▸ EXERCISE BRIEF:
In the entries below, find every line holding the string "patois" and collect it.
▽
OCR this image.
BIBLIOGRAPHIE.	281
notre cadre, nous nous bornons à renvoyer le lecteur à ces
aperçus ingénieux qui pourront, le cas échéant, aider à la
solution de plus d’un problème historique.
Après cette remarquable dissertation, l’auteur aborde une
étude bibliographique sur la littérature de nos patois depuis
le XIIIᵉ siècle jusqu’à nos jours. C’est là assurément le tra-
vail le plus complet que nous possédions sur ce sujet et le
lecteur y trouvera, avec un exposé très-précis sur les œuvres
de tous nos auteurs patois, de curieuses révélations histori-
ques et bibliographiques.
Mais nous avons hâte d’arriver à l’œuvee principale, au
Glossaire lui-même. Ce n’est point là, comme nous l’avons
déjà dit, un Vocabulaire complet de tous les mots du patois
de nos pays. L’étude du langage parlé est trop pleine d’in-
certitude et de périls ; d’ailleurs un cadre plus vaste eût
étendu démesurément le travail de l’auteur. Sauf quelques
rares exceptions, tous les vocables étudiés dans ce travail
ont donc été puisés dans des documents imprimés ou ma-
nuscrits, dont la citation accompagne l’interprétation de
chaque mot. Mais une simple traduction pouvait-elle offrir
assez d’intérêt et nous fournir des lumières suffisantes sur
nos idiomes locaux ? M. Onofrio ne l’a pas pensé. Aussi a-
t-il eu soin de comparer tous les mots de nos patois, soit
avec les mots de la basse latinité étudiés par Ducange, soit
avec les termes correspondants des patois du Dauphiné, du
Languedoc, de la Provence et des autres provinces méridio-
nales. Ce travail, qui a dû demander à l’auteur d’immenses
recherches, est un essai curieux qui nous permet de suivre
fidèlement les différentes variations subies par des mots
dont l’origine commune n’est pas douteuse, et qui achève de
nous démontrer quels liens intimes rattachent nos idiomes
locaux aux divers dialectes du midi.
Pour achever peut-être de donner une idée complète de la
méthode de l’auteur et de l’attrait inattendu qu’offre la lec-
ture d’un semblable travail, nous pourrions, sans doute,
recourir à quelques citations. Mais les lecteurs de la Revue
△
▸ OUTPUT OF THE TASK:
étude bibliographique sur la littérature de nos patois depuis
de tous nos auteurs patois, de curieuses révélations histori-
déjà dit, un Vocabulaire complet de tous les mots du patois
t-il eu soin de comparer tous les mots de nos patois, soit
avec les termes correspondants des patois du Dauphiné, du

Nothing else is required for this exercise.